>> begin ROWS

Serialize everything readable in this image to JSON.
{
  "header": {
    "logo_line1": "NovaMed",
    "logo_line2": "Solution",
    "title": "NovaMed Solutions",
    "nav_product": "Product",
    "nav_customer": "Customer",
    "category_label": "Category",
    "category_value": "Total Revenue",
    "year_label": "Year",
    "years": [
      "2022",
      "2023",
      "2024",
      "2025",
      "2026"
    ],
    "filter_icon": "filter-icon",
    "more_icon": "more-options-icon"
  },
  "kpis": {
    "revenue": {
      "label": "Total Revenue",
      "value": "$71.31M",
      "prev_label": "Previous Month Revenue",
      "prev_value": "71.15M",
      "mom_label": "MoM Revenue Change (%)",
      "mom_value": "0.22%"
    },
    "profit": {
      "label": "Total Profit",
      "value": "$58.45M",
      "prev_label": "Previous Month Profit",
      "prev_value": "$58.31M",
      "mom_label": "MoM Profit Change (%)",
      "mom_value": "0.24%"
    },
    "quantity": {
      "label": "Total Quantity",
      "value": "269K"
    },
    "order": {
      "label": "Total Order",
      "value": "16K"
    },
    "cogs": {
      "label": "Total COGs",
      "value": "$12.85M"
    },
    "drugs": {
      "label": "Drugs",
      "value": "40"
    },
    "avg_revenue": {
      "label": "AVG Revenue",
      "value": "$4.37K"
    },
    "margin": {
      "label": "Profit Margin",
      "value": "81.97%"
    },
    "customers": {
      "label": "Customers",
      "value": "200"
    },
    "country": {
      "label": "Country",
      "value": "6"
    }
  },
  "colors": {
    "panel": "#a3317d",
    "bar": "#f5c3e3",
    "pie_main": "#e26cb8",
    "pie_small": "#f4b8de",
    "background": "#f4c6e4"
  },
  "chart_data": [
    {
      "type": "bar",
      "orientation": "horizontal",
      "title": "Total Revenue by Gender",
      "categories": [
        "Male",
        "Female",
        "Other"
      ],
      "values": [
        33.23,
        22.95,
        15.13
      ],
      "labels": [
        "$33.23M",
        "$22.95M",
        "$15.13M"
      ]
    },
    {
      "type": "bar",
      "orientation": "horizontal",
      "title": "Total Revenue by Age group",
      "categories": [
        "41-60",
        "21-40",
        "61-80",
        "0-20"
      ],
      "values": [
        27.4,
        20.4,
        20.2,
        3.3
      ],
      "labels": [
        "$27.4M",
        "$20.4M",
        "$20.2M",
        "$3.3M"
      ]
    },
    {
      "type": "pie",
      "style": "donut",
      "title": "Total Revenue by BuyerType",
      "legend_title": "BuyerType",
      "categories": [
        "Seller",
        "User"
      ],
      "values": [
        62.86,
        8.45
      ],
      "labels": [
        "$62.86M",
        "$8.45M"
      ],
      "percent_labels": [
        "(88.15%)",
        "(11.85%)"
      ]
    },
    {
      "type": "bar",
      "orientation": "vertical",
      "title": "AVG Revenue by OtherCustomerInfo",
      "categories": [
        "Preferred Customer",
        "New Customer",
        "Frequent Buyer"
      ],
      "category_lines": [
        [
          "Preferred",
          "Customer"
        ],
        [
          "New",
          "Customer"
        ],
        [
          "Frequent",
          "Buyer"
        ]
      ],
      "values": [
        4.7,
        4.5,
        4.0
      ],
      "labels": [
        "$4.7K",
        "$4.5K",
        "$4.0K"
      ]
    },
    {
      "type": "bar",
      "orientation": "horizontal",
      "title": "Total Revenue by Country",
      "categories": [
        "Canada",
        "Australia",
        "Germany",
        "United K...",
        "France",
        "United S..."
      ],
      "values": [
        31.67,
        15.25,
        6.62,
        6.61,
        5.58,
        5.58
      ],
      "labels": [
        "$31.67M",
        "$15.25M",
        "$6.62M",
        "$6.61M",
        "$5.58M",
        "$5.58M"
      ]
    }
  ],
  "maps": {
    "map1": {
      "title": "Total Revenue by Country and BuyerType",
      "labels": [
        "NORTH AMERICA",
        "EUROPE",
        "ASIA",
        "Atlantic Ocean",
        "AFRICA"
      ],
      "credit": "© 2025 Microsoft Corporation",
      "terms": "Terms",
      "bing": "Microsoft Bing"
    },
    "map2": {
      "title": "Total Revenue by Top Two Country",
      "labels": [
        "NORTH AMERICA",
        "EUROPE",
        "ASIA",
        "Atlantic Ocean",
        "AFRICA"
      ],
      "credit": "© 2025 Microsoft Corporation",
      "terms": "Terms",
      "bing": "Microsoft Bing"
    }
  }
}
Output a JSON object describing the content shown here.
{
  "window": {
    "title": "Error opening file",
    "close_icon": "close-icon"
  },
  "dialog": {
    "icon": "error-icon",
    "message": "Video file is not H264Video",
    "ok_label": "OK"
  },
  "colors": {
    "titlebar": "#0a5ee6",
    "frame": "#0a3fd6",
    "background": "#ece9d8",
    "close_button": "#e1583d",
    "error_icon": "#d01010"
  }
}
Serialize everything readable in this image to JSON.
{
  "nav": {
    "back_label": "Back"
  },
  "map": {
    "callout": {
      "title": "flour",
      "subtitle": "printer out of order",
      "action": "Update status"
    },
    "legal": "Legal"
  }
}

>> end ROWS

From the line containing "Output a JSON" to the last line of the material, please quote every line exactly and only those.

## FINAL RESULT:
Output a JSON object describing the content shown here.
{
  "window": {
    "title": "Error opening file",
    "close_icon": "close-icon"
  },
  "dialog": {
    "icon": "error-icon",
    "message": "Video file is not H264Video",
    "ok_label": "OK"
  },
  "colors": {
    "titlebar": "#0a5ee6",
    "frame": "#0a3fd6",
    "background": "#ece9d8",
    "close_button": "#e1583d",
    "error_icon": "#d01010"
  }
}
Serialize everything readable in this image to JSON.
{
  "nav": {
    "back_label": "Back"
  },
  "map": {
    "callout": {
      "title": "flour",
      "subtitle": "printer out of order",
      "action": "Update status"
    },
    "legal": "Legal"
  }
}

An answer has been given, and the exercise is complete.